Exercise instructions. Every line from the one with "Give me a plain-text" to the end of the data needs to be copied exactly, and no line before it.

[Collected data entries]
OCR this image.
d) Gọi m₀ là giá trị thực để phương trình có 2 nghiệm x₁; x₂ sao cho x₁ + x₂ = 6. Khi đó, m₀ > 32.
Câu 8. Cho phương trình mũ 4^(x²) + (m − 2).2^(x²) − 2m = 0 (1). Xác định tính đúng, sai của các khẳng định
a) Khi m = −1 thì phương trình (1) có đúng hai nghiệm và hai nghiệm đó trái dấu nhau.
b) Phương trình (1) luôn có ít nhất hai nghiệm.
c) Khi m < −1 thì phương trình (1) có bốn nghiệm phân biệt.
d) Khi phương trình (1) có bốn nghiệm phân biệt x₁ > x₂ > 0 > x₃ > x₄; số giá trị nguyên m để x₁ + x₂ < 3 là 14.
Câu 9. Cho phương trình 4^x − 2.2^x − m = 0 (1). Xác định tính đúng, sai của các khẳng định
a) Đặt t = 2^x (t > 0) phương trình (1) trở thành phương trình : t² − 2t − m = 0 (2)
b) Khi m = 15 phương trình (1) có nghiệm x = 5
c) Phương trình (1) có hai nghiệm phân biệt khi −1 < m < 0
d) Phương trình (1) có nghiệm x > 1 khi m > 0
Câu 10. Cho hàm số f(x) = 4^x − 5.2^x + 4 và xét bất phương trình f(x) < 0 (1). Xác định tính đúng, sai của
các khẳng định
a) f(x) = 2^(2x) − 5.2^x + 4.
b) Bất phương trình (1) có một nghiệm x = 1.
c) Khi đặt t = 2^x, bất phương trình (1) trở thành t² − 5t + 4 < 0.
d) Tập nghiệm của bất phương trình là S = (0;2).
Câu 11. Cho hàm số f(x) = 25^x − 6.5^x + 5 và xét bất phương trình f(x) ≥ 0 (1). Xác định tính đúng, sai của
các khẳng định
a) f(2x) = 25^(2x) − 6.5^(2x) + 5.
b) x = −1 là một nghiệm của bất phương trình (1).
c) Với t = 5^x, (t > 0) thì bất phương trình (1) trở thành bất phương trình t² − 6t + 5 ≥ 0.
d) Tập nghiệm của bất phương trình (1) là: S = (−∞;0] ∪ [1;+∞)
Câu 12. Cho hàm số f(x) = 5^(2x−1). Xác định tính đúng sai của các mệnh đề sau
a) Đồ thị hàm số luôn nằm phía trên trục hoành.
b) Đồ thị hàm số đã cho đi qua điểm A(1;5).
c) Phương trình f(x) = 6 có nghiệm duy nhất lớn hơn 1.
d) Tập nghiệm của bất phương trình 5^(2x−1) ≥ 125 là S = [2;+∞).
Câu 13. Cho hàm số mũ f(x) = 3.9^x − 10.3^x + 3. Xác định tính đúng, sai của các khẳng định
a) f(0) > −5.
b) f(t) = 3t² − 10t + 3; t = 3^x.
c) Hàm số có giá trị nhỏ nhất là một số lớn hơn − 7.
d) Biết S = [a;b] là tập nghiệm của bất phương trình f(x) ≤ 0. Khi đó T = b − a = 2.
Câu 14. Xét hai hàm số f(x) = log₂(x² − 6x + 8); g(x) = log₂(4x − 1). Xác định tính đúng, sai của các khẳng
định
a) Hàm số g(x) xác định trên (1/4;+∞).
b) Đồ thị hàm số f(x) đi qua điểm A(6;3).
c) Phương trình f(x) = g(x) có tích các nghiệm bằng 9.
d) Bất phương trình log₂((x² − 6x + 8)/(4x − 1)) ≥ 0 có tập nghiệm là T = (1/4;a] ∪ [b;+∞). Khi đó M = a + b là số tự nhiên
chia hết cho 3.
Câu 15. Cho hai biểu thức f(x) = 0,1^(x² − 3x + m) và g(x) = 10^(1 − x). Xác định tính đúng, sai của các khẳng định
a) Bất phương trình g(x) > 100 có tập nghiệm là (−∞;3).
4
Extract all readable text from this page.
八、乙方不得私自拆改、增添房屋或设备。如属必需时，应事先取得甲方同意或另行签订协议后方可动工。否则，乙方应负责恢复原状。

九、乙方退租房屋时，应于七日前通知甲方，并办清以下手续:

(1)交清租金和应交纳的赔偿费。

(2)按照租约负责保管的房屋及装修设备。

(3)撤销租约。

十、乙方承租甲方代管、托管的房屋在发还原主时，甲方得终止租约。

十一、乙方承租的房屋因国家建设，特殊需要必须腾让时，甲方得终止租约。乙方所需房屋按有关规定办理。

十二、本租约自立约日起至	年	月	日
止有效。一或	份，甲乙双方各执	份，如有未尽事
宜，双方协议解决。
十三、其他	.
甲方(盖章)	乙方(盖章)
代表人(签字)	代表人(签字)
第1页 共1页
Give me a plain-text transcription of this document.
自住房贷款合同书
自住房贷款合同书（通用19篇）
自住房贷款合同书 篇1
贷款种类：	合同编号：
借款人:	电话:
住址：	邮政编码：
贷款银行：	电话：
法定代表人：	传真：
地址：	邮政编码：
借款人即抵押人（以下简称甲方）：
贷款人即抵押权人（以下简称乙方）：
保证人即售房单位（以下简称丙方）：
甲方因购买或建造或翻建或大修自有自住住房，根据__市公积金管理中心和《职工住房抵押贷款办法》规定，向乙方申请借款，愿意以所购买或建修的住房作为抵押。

Answer for this exercise.
Give me a plain-text transcription of this document.
自住房贷款合同书
自住房贷款合同书（通用19篇）
自住房贷款合同书 篇1
贷款种类：	合同编号：
借款人:	电话:
住址：	邮政编码：
贷款银行：	电话：
法定代表人：	传真：
地址：	邮政编码：
借款人即抵押人（以下简称甲方）：
贷款人即抵押权人（以下简称乙方）：
保证人即售房单位（以下简称丙方）：
甲方因购买或建造或翻建或大修自有自住住房，根据__市公积金管理中心和《职工住房抵押贷款办法》规定，向乙方申请借款，愿意以所购买或建修的住房作为抵押。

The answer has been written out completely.